Stored data:
## START

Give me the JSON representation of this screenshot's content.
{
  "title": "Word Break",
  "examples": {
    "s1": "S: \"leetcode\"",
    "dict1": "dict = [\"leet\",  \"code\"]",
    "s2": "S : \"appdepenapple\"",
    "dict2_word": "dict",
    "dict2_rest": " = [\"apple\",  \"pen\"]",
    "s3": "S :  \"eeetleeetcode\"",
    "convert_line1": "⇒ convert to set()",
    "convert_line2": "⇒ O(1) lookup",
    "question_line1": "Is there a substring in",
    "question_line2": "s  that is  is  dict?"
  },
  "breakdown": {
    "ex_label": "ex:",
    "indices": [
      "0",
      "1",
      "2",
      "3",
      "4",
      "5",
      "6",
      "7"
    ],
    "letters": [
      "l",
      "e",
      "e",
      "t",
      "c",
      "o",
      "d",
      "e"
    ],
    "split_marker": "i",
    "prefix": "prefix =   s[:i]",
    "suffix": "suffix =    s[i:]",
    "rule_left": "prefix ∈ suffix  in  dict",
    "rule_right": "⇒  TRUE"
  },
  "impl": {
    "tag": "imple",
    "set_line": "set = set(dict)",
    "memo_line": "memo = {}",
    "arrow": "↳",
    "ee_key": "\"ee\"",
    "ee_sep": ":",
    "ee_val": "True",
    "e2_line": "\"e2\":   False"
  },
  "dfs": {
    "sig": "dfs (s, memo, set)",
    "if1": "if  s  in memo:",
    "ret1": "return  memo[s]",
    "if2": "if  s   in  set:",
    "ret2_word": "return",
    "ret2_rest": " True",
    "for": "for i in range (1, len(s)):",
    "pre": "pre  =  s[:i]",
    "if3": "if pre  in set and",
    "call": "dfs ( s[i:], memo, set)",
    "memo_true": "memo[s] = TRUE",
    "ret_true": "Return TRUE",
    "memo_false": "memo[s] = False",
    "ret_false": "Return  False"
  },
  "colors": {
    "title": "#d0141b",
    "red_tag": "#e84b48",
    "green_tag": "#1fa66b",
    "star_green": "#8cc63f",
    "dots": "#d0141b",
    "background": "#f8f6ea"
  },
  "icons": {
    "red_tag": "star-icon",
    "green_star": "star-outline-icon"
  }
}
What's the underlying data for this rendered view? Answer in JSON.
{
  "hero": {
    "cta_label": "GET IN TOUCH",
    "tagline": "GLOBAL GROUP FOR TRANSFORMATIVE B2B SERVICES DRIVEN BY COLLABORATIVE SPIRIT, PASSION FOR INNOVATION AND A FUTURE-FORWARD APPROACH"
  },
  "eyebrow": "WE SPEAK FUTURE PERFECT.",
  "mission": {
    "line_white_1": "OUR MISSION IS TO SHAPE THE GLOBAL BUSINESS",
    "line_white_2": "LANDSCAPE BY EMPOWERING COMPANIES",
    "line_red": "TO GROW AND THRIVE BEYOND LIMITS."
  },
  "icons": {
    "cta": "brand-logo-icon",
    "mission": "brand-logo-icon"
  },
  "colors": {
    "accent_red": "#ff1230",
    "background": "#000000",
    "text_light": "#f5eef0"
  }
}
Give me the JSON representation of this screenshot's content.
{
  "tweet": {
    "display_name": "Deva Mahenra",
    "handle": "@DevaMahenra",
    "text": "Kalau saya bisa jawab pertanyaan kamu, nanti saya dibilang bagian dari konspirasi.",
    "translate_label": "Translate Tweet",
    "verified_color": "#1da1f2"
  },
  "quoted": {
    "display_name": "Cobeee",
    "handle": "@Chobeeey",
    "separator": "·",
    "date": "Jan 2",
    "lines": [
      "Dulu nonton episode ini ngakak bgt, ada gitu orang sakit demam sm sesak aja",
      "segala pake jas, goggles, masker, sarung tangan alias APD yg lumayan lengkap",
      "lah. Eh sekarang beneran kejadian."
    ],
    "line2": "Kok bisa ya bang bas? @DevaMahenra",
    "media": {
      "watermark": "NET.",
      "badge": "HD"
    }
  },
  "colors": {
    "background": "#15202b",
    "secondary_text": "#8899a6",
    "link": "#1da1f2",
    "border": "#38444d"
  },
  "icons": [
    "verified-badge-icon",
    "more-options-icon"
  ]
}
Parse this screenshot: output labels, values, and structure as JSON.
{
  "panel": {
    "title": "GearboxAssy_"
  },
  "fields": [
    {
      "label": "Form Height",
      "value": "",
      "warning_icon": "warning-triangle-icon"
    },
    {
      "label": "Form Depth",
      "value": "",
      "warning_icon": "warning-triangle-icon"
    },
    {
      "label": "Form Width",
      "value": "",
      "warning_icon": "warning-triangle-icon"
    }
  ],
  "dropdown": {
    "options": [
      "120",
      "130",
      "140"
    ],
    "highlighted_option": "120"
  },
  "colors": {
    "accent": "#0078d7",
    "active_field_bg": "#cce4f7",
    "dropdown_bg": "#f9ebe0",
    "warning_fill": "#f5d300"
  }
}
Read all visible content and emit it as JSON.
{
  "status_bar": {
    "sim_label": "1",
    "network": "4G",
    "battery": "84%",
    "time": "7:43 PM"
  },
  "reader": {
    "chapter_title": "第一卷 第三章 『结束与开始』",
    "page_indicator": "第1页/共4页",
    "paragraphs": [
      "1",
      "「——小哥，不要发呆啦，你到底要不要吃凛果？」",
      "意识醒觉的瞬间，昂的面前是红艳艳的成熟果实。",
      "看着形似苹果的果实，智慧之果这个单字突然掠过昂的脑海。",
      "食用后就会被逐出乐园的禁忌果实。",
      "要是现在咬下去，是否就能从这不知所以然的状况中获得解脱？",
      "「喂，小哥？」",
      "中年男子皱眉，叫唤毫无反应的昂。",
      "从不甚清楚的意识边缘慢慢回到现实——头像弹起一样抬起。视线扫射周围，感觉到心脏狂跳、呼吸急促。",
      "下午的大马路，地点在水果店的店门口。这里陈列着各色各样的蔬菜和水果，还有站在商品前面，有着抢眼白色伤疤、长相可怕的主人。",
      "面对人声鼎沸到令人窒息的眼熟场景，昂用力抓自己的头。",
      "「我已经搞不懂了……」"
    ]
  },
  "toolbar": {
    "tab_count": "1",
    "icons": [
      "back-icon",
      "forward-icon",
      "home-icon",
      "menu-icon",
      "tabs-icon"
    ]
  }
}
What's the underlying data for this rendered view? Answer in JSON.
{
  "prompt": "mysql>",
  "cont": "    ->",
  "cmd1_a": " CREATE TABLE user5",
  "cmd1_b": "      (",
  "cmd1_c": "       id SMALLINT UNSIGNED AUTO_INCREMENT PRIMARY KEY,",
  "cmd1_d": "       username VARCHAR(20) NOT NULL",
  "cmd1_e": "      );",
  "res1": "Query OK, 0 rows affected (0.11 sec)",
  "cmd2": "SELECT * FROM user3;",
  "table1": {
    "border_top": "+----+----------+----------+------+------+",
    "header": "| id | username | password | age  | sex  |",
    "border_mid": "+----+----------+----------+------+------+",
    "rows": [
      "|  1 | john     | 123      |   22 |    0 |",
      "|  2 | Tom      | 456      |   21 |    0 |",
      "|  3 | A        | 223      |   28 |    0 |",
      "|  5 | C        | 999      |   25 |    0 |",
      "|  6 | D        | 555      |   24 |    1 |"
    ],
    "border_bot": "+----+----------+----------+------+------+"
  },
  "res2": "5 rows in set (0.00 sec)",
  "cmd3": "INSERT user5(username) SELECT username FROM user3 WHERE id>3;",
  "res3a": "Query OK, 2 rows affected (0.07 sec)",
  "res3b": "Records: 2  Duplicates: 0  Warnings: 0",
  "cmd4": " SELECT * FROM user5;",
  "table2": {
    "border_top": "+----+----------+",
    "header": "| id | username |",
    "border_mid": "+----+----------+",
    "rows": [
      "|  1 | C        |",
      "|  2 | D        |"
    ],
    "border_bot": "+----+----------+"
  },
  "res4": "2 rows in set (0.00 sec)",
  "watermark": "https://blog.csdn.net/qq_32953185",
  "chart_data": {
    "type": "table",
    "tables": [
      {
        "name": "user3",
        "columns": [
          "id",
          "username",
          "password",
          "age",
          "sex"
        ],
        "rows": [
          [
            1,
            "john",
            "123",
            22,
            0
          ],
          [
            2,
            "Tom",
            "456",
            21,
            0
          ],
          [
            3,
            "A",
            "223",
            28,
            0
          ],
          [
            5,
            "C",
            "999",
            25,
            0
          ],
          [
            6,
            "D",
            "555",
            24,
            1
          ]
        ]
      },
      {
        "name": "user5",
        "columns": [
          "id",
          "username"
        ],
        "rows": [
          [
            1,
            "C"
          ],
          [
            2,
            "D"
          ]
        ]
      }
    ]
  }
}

## END

→ Objective: In the records above, find each line that holds the word "background"; copy all such lines.

→ Finished task:
    "background": "#f8f6ea"
    "background": "#000000",
    "background": "#15202b",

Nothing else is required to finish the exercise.